Problem ▸ Pick out every line that holds the string "through" and copy it.

(Items from a figure collection)
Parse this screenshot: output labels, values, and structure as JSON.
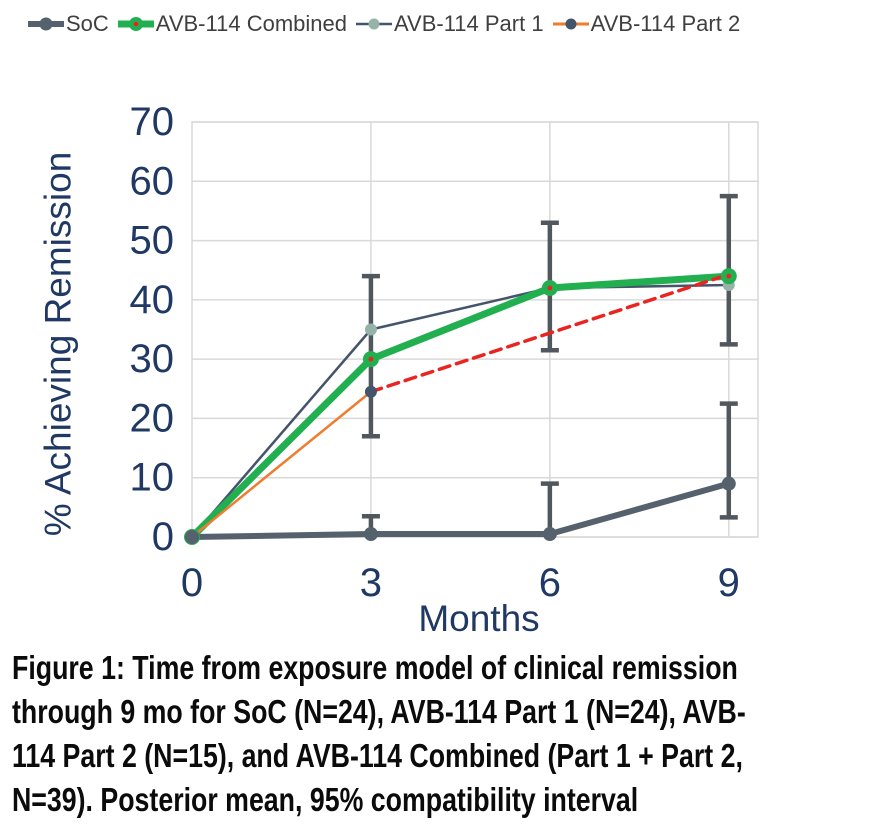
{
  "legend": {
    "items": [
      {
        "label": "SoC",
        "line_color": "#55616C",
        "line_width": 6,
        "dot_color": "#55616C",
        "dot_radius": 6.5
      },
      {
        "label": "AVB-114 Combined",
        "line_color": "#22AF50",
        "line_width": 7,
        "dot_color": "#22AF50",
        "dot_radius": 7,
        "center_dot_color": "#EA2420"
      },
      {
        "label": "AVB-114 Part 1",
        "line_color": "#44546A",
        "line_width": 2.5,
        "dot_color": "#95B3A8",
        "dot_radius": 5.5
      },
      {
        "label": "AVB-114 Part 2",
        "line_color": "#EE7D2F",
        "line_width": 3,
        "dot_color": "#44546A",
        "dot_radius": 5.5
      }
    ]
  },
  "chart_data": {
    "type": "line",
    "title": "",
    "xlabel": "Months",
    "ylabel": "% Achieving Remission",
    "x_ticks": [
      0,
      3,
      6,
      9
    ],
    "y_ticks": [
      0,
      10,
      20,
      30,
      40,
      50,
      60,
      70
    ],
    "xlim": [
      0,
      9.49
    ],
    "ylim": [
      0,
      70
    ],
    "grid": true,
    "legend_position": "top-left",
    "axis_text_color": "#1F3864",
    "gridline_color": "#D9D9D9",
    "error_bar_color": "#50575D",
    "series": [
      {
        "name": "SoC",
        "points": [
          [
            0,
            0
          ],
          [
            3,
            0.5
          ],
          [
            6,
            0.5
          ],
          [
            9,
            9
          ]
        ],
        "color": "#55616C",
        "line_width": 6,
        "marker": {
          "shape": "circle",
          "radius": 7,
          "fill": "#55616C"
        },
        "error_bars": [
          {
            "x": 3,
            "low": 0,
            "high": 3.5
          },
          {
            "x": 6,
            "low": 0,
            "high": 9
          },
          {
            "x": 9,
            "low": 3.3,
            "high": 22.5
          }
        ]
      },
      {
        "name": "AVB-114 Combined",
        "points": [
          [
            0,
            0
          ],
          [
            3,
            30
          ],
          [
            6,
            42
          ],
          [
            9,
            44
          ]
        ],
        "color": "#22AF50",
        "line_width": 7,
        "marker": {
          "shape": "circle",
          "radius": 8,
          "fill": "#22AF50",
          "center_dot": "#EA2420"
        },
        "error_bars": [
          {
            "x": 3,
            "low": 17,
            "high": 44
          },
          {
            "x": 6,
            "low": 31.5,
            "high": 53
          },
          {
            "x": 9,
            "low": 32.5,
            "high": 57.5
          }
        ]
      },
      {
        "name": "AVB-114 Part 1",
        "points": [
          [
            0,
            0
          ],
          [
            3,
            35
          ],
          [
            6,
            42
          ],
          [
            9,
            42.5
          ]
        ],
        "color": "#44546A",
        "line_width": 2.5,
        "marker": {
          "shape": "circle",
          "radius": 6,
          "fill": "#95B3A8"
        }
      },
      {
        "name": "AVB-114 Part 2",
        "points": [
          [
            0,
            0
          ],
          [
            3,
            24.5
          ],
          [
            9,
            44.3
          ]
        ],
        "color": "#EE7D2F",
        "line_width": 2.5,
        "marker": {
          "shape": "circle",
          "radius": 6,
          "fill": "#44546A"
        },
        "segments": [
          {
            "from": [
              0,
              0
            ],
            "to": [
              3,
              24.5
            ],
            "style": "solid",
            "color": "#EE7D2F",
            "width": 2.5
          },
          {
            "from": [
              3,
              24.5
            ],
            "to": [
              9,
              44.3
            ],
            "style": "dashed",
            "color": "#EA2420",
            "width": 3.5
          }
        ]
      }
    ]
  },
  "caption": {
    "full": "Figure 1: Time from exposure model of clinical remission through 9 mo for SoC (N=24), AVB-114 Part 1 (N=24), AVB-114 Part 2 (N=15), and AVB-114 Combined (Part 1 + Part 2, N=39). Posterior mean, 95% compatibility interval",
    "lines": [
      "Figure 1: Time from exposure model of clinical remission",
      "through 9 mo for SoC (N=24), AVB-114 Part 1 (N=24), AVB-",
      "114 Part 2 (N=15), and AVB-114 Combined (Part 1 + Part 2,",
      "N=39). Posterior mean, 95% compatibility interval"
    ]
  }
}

Full answer ▸
    "full": "Figure 1: Time from exposure model of clinical remission through 9 mo for SoC (N=24), AVB-114 Part 1 (N=24), AVB-114 Part 2 (N=15), and AVB-114 Combined (Part 1 + Part 2, N=39). Posterior mean, 95% compatibility interval",
      "through 9 mo for SoC (N=24), AVB-114 Part 1 (N=24), AVB-",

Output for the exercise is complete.